_The request_. Scan the data. Collect each line that contains the word "Temperatura".

[Dataset rows]
* Start *
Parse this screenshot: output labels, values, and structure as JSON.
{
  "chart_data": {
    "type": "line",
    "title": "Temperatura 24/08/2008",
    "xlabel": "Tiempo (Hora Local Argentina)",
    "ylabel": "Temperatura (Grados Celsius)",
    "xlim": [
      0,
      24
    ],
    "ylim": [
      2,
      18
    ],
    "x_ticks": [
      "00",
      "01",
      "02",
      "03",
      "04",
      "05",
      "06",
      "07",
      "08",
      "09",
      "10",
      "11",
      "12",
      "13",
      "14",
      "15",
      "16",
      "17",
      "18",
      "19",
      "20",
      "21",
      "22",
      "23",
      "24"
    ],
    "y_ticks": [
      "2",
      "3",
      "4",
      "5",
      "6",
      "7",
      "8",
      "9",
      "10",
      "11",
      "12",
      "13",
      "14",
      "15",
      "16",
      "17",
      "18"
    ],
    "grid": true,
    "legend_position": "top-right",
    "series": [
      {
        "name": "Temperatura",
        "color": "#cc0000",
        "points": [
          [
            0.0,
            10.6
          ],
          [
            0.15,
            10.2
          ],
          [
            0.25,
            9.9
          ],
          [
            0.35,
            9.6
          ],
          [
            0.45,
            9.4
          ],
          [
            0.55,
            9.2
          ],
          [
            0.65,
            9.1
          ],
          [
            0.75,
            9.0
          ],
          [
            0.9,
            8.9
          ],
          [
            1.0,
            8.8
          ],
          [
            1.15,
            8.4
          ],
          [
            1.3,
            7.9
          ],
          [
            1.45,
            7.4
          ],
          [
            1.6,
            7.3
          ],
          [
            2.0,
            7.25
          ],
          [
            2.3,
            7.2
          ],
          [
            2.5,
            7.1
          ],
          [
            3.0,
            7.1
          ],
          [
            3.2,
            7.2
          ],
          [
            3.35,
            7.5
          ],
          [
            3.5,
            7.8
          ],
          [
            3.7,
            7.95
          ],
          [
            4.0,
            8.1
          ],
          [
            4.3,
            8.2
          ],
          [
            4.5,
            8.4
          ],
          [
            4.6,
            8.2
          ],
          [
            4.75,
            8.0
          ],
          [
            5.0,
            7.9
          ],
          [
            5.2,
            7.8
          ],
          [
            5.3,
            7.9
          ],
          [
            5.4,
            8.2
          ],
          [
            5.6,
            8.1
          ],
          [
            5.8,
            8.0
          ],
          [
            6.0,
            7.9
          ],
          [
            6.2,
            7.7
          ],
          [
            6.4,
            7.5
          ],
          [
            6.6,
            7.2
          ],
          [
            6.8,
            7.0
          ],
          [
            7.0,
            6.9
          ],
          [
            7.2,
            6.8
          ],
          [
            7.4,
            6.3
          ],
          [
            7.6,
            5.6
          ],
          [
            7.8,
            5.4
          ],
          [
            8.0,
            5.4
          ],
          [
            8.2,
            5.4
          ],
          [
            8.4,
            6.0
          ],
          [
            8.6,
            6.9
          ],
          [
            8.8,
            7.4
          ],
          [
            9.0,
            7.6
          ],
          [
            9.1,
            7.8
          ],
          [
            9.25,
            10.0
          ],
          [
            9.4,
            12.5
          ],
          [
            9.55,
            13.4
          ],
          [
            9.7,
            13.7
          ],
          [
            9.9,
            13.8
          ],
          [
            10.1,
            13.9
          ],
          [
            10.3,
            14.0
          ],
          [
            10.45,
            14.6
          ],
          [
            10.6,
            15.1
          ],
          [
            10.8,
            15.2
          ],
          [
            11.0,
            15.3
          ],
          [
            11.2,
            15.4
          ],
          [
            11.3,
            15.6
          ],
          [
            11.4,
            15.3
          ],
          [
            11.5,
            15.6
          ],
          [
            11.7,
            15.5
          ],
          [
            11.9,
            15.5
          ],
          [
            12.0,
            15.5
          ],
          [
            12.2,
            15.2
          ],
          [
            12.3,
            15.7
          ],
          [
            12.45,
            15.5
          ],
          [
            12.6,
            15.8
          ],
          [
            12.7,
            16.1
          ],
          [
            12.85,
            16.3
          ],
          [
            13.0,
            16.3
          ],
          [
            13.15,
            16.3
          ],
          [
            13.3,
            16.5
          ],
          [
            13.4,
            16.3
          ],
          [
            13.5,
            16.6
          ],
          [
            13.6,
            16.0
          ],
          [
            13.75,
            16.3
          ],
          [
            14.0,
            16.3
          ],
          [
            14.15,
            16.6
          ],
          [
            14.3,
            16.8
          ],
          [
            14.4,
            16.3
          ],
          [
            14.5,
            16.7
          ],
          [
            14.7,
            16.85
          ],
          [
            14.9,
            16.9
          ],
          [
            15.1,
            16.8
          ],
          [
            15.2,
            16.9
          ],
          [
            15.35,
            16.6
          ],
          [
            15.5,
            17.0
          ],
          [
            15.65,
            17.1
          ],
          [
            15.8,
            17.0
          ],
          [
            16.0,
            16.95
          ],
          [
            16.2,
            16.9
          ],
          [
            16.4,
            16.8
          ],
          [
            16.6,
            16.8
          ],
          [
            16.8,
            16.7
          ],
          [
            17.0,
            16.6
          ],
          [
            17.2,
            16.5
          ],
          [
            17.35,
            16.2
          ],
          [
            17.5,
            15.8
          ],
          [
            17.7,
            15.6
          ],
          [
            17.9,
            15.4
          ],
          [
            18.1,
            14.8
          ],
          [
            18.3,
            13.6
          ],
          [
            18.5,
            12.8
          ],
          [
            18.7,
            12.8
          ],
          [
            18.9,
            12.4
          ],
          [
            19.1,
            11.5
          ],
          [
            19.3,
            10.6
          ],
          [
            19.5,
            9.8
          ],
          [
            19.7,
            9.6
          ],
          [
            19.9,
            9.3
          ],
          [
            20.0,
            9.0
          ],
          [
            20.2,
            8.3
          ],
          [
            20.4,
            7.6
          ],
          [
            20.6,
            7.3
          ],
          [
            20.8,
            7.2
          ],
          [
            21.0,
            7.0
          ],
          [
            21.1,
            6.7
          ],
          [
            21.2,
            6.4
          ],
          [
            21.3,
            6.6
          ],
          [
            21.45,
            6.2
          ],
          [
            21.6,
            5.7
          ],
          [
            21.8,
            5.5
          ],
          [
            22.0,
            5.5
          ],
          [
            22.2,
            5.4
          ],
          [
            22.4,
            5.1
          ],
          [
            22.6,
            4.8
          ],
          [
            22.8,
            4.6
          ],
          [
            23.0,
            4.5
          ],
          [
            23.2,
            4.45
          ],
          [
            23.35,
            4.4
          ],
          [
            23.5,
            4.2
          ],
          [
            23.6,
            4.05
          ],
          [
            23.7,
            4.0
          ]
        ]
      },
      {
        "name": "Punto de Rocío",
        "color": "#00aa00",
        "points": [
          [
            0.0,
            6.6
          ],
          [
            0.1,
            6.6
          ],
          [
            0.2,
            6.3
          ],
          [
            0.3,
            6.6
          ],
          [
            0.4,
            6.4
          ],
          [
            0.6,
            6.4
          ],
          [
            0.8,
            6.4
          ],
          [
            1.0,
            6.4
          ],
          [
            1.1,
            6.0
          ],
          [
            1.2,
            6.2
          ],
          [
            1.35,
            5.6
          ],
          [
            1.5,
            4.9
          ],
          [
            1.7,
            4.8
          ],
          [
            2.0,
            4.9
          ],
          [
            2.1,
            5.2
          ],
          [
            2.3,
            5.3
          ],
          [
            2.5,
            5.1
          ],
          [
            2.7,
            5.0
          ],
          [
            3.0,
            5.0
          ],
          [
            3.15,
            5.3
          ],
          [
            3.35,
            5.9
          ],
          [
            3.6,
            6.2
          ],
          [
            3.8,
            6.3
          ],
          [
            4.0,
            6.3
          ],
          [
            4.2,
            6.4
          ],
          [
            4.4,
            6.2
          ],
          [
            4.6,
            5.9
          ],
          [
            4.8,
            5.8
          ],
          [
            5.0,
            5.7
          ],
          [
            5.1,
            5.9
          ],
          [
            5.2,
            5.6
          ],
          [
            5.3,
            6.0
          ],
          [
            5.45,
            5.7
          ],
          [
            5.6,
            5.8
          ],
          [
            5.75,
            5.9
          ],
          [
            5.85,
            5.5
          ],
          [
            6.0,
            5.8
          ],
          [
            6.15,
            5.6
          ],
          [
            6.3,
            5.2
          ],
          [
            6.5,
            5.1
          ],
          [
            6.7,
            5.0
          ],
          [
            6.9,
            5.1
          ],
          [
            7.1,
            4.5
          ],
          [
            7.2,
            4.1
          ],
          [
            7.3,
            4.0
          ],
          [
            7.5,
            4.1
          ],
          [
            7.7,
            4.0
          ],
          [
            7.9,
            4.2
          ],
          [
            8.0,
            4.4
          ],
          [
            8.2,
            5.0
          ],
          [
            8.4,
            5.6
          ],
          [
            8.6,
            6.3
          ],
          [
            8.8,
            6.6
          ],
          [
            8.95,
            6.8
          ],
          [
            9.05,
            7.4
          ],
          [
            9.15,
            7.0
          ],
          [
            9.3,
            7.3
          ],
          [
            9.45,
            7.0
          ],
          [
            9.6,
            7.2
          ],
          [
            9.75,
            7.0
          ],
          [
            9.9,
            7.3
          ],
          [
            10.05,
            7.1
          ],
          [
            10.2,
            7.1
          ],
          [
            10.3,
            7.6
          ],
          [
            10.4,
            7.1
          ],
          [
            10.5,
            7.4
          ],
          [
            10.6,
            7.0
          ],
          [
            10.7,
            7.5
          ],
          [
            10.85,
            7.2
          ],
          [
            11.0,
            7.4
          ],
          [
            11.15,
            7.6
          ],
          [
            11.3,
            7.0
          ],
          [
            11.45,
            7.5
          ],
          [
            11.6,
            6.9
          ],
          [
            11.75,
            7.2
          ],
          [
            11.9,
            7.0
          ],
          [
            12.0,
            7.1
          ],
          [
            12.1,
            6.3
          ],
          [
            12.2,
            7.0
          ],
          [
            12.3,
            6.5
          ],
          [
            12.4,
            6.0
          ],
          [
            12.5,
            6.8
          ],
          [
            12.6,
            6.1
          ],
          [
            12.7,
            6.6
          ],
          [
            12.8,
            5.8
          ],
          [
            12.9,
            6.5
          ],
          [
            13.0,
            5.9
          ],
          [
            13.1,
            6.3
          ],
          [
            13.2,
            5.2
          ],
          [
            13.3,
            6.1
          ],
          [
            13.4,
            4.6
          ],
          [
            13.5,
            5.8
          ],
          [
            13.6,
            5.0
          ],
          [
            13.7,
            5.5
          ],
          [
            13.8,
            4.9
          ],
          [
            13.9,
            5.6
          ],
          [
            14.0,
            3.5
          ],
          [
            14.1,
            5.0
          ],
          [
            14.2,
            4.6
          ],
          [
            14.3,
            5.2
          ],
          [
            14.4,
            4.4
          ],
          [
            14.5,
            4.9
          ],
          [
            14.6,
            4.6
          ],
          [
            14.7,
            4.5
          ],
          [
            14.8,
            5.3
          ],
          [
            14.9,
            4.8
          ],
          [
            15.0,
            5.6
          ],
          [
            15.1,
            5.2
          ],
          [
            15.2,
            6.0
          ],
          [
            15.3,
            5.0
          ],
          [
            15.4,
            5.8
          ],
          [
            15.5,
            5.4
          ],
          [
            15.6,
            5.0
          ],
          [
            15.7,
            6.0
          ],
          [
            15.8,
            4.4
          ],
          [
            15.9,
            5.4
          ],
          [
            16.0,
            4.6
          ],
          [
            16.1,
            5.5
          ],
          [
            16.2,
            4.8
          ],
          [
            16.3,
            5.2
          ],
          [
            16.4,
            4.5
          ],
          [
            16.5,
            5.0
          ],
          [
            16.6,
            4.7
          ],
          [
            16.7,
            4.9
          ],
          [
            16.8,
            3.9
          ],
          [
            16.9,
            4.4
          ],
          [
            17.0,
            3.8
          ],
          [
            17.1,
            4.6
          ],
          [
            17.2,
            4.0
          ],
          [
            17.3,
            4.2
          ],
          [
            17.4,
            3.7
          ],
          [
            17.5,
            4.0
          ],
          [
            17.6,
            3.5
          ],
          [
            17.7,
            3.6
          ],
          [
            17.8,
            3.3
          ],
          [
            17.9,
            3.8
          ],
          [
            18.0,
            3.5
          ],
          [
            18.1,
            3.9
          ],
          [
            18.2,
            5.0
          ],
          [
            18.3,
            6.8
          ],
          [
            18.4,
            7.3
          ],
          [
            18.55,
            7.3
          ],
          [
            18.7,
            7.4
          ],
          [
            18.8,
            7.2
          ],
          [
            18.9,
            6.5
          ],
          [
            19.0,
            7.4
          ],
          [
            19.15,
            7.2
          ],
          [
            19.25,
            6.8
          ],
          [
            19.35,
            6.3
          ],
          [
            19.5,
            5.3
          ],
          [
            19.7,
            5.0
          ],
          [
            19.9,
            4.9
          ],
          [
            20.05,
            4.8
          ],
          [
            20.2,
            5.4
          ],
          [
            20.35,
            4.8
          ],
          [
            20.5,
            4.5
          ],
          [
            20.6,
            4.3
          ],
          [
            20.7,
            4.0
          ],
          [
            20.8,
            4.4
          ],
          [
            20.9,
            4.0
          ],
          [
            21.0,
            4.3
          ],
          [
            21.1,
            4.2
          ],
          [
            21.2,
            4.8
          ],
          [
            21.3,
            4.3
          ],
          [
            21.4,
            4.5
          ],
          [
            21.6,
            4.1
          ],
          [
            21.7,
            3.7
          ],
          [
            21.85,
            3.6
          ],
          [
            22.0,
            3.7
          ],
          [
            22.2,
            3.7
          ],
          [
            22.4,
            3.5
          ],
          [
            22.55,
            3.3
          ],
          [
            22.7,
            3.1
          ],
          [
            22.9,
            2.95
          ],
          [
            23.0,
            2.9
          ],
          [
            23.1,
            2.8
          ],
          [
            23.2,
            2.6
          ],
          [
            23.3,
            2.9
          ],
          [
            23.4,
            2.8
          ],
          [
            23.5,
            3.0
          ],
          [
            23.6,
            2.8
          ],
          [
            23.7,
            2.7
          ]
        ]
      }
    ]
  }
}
* End *
_Output for this exercise_.
    "title": "Temperatura 24/08/2008",
    "ylabel": "Temperatura (Grados Celsius)",
        "name": "Temperatura",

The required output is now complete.